= What you should do =
Which lines in the material below contain the word "pythorch"? Copy each of them.

[Dataset items]
— BEGIN —
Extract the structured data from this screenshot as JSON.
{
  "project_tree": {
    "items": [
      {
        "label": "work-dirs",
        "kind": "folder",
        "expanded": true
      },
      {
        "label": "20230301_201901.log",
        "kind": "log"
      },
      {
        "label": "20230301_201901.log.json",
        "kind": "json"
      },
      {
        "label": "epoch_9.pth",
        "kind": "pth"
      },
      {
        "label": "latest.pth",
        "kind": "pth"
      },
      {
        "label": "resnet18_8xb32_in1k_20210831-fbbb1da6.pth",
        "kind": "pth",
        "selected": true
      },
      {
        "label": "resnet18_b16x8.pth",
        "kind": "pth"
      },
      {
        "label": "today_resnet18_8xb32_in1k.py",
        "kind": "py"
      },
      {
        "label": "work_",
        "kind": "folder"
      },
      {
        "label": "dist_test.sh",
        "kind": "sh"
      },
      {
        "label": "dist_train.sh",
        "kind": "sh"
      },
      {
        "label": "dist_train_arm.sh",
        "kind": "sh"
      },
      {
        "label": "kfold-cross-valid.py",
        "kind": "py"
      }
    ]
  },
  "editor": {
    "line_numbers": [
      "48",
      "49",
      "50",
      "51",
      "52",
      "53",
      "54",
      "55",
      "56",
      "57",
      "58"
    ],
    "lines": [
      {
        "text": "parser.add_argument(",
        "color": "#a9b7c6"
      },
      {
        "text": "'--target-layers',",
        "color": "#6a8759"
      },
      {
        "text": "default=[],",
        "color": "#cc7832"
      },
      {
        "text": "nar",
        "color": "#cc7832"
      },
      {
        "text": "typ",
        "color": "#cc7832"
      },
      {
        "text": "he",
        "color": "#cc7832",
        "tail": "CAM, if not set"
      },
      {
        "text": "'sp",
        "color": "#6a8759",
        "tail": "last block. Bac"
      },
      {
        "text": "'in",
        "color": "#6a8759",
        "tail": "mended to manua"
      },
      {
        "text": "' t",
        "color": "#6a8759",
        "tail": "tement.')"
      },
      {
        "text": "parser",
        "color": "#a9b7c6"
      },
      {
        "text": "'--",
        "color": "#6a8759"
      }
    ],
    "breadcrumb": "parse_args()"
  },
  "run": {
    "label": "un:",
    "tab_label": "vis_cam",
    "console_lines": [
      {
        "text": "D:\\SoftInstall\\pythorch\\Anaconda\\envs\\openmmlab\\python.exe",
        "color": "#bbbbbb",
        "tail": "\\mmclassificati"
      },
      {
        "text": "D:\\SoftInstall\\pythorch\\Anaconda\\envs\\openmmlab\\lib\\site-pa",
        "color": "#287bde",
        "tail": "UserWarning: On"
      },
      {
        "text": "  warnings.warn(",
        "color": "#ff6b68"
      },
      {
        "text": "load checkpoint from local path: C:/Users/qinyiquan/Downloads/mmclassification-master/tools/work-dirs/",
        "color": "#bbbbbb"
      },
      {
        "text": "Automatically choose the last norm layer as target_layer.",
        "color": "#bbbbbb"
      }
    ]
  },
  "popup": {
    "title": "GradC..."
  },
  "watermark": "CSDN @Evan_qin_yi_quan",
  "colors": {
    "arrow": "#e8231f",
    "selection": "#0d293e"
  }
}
— END —
= Exercise solution =
        "text": "D:\\SoftInstall\\pythorch\\Anaconda\\envs\\openmmlab\\python.exe",
        "text": "D:\\SoftInstall\\pythorch\\Anaconda\\envs\\openmmlab\\lib\\site-pa",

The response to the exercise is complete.